* _Directions_: Lines containing the string "highlighted" are to be counted; report the total by itself.

"""

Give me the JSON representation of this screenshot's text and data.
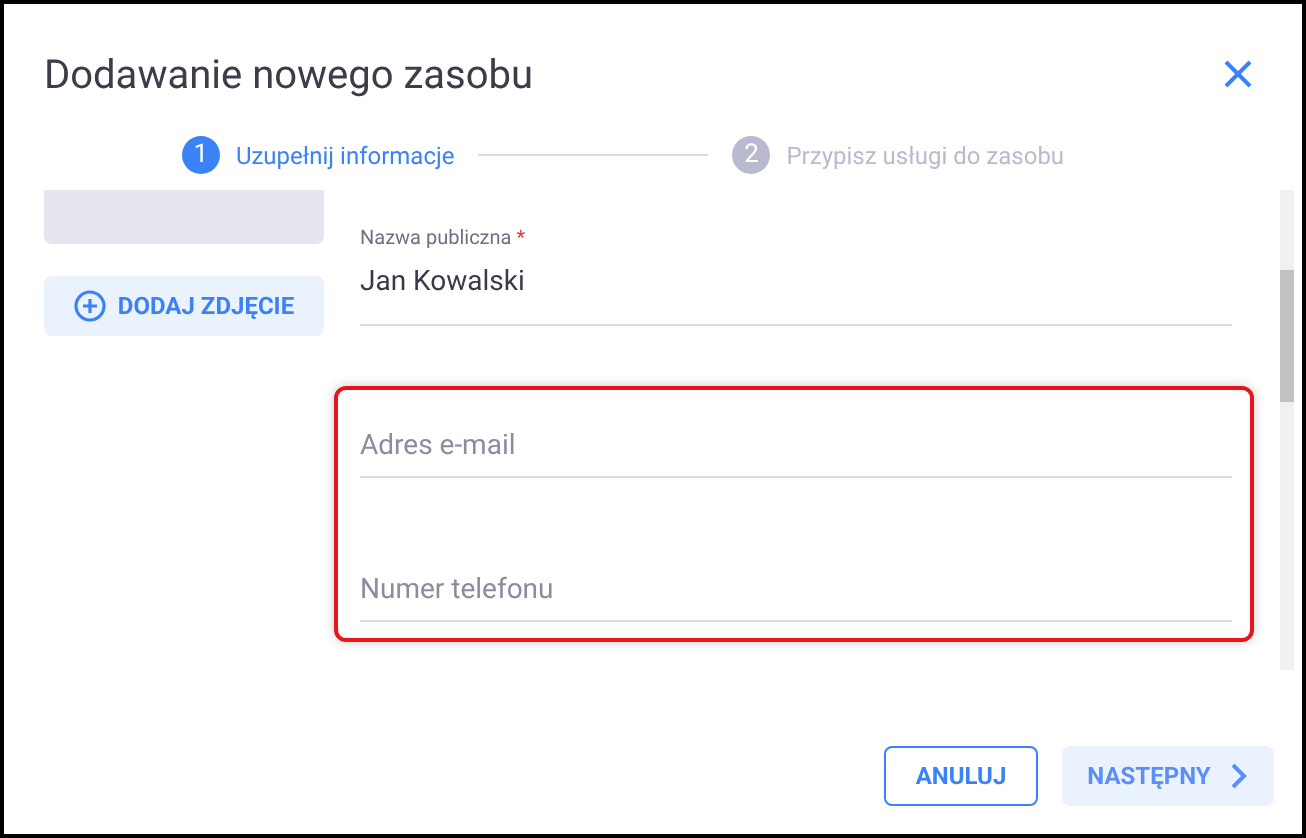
{
  "dialog": {
    "title": "Dodawanie nowego zasobu"
  },
  "steps": [
    {
      "number": "1",
      "label": "Uzupełnij informacje",
      "active": true
    },
    {
      "number": "2",
      "label": "Przypisz usługi do zasobu",
      "active": false
    }
  ],
  "photo": {
    "button": "DODAJ ZDJĘCIE"
  },
  "groups": [
    {
      "highlighted": false,
      "fields": [
        {
          "kind": "filled",
          "label": "Nazwa publiczna",
          "required_mark": "*",
          "value": "Jan Kowalski"
        }
      ]
    },
    {
      "highlighted": true,
      "fields": [
        {
          "kind": "empty",
          "placeholder": "Adres e-mail"
        },
        {
          "kind": "empty",
          "placeholder": "Numer telefonu"
        }
      ]
    }
  ],
  "buttons": {
    "cancel": "ANULUJ",
    "next": "NASTĘPNY"
  }
}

"""

* _Exercise solution_: 2